What to work on: Report how many lines of these entries hold the string "Temp"; reply with the number alone.

Stored data:
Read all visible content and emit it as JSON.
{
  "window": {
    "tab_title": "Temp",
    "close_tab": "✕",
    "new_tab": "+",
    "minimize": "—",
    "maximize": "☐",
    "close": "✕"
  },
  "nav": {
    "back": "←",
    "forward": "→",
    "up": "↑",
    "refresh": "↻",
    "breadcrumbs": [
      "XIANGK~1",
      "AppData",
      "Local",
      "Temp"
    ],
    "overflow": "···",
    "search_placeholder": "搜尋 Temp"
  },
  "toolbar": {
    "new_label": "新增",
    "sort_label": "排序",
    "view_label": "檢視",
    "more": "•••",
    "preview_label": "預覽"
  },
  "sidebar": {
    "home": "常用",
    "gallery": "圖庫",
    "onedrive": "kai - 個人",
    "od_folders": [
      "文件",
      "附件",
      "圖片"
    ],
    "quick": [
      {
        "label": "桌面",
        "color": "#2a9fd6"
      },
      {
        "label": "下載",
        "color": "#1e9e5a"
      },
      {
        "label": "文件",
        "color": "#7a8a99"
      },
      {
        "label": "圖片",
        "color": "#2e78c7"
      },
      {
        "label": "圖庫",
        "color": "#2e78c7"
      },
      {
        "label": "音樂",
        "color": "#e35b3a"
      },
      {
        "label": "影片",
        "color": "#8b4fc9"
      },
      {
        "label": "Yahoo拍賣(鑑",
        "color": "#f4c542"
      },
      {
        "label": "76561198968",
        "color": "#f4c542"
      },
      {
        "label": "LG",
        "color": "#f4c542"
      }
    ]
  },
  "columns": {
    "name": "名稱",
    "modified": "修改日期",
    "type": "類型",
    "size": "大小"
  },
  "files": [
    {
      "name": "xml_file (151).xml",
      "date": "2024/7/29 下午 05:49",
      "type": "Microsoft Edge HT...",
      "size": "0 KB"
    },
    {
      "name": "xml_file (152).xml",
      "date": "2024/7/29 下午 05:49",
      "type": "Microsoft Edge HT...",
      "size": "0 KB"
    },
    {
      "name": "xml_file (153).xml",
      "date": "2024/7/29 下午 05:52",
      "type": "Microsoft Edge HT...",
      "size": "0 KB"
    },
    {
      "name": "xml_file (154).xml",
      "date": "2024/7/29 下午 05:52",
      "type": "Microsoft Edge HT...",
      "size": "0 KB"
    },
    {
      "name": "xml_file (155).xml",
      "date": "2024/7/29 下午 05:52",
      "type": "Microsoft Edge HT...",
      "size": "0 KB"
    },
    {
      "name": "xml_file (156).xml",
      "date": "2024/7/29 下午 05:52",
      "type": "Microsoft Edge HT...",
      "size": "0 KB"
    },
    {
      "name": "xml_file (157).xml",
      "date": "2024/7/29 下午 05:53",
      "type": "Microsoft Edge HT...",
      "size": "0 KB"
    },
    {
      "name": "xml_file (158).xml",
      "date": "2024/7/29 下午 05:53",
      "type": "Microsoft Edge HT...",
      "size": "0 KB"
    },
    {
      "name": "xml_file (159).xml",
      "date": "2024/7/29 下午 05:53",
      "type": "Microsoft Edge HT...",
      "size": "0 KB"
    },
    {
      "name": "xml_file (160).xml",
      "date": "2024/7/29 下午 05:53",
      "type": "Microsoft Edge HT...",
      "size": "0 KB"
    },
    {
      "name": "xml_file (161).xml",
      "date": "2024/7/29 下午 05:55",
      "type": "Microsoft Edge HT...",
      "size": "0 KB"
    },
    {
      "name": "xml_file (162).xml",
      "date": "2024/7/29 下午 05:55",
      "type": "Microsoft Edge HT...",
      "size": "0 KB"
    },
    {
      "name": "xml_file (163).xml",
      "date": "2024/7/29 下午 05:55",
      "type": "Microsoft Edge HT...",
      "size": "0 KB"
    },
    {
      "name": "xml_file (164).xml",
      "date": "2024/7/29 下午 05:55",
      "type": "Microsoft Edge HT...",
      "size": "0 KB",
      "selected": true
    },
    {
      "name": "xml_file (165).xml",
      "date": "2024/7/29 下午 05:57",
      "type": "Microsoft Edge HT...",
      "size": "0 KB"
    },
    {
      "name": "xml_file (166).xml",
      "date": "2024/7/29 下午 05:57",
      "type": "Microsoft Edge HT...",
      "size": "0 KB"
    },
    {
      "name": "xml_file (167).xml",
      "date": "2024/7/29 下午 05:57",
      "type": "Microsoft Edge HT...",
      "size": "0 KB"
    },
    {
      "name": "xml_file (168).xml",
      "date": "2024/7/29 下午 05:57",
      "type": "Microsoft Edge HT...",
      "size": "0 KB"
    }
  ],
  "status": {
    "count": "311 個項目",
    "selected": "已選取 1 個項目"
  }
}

The output: 3